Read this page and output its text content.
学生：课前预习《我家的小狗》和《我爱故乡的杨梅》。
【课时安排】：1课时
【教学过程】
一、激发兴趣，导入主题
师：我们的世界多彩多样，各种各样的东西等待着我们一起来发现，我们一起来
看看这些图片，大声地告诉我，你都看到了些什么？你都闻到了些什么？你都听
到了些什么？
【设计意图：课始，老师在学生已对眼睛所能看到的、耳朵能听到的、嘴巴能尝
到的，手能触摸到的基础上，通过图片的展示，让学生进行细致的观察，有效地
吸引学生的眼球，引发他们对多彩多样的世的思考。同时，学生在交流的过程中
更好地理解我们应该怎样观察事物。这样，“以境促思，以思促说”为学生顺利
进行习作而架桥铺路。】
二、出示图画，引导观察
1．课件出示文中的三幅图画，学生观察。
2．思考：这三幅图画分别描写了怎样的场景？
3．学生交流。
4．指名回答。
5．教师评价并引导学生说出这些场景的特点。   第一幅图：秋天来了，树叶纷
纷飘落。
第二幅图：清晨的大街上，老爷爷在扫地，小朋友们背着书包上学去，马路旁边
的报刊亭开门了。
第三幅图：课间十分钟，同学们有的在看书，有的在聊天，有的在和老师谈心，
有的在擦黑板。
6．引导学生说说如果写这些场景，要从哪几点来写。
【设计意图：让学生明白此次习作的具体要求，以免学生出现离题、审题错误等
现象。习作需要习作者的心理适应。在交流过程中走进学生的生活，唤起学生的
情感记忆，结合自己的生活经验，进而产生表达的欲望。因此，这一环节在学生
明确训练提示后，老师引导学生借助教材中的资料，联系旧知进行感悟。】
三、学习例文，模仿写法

——

The problem: Repeat the listing above without any change.

Output of the exercise:
Read this page and output its text content.
学生：课前预习《我家的小狗》和《我爱故乡的杨梅》。
【课时安排】：1课时
【教学过程】
一、激发兴趣，导入主题
师：我们的世界多彩多样，各种各样的东西等待着我们一起来发现，我们一起来
看看这些图片，大声地告诉我，你都看到了些什么？你都闻到了些什么？你都听
到了些什么？
【设计意图：课始，老师在学生已对眼睛所能看到的、耳朵能听到的、嘴巴能尝
到的，手能触摸到的基础上，通过图片的展示，让学生进行细致的观察，有效地
吸引学生的眼球，引发他们对多彩多样的世的思考。同时，学生在交流的过程中
更好地理解我们应该怎样观察事物。这样，“以境促思，以思促说”为学生顺利
进行习作而架桥铺路。】
二、出示图画，引导观察
1．课件出示文中的三幅图画，学生观察。
2．思考：这三幅图画分别描写了怎样的场景？
3．学生交流。
4．指名回答。
5．教师评价并引导学生说出这些场景的特点。   第一幅图：秋天来了，树叶纷
纷飘落。
第二幅图：清晨的大街上，老爷爷在扫地，小朋友们背着书包上学去，马路旁边
的报刊亭开门了。
第三幅图：课间十分钟，同学们有的在看书，有的在聊天，有的在和老师谈心，
有的在擦黑板。
6．引导学生说说如果写这些场景，要从哪几点来写。
【设计意图：让学生明白此次习作的具体要求，以免学生出现离题、审题错误等
现象。习作需要习作者的心理适应。在交流过程中走进学生的生活，唤起学生的
情感记忆，结合自己的生活经验，进而产生表达的欲望。因此，这一环节在学生
明确训练提示后，老师引导学生借助教材中的资料，联系旧知进行感悟。】
三、学习例文，模仿写法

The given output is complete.